- [Job]:
Extract the text of every entry below exactly; leave images out.

- [Records for processing]:

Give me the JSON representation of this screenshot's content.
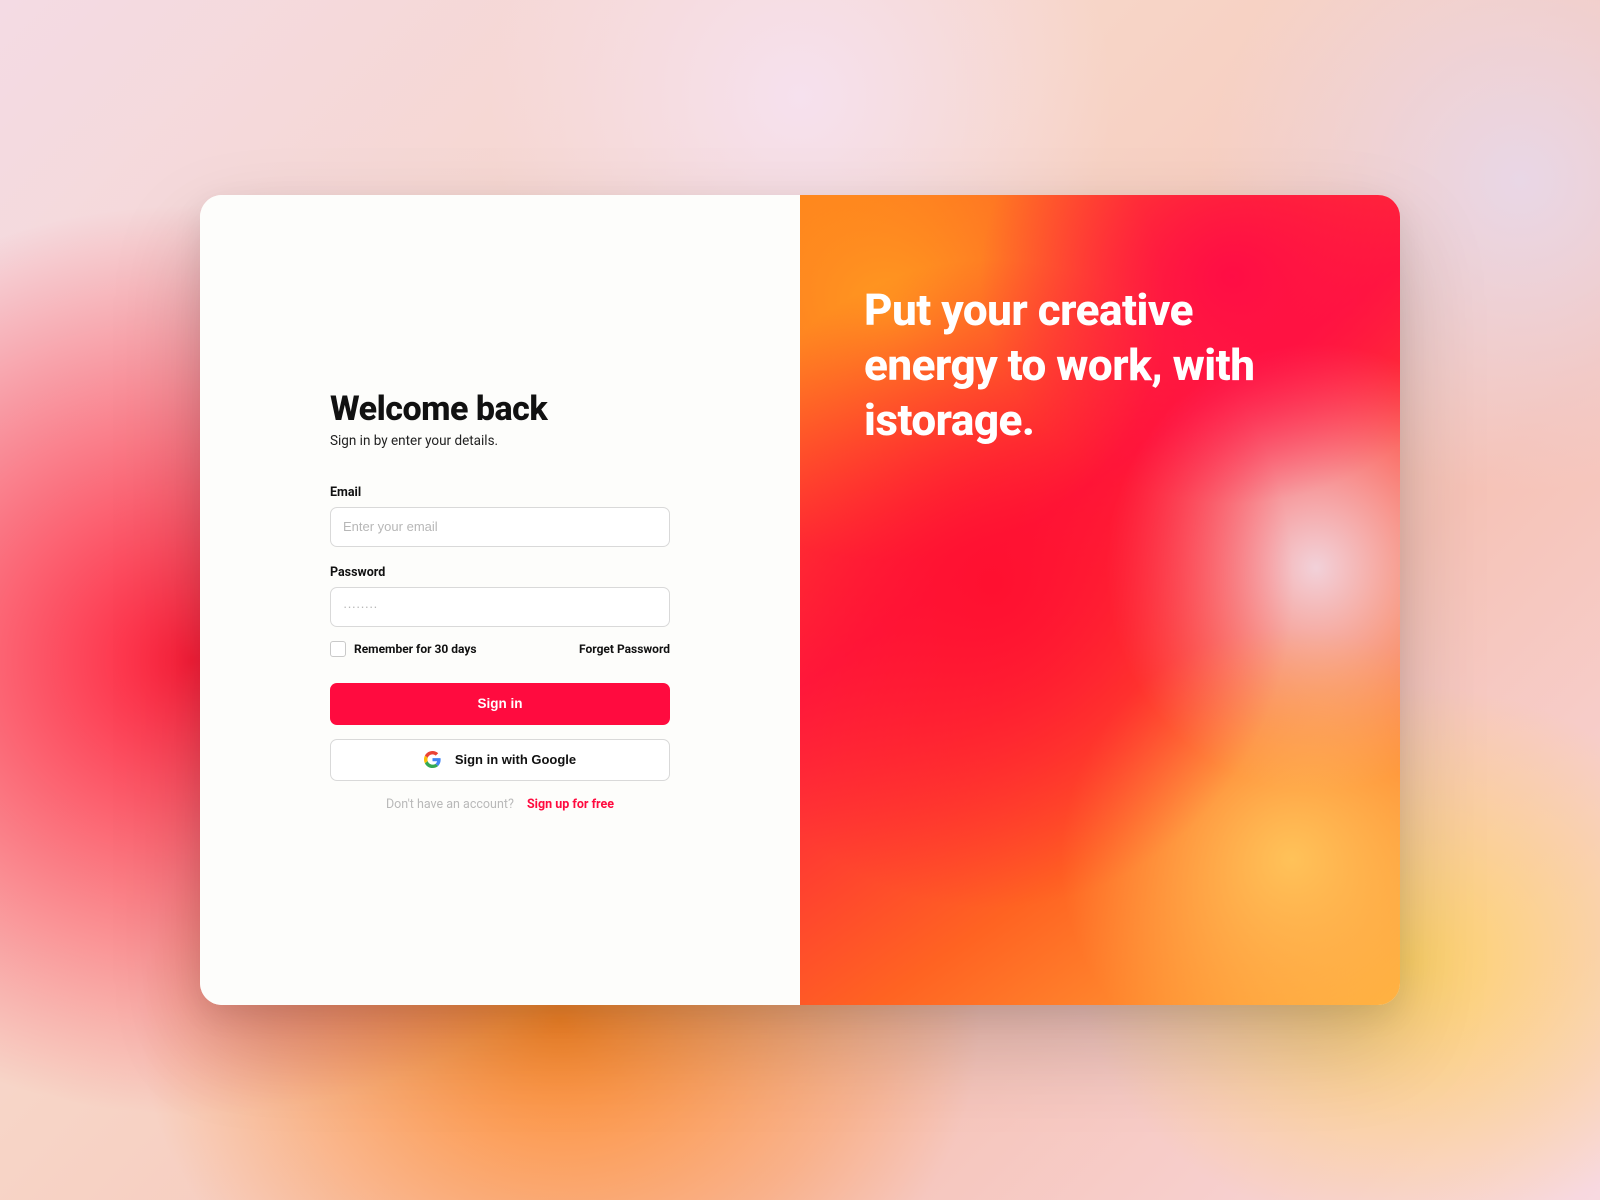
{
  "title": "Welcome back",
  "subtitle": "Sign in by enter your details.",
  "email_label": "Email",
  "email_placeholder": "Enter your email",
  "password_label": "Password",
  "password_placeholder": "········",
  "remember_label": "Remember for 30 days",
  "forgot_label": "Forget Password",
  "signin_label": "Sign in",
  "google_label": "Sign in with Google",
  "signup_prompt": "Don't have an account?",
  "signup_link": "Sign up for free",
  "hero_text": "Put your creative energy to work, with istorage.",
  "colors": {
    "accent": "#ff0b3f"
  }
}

- [Result for this task]:
Give me the JSON representation of this screenshot's content.
{
  "title": "Welcome back",
  "subtitle": "Sign in by enter your details.",
  "email_label": "Email",
  "email_placeholder": "Enter your email",
  "password_label": "Password",
  "password_placeholder": "········",
  "remember_label": "Remember for 30 days",
  "forgot_label": "Forget Password",
  "signin_label": "Sign in",
  "google_label": "Sign in with Google",
  "signup_prompt": "Don't have an account?",
  "signup_link": "Sign up for free",
  "hero_text": "Put your creative energy to work, with istorage.",
  "colors": {
    "accent": "#ff0b3f"
  }
}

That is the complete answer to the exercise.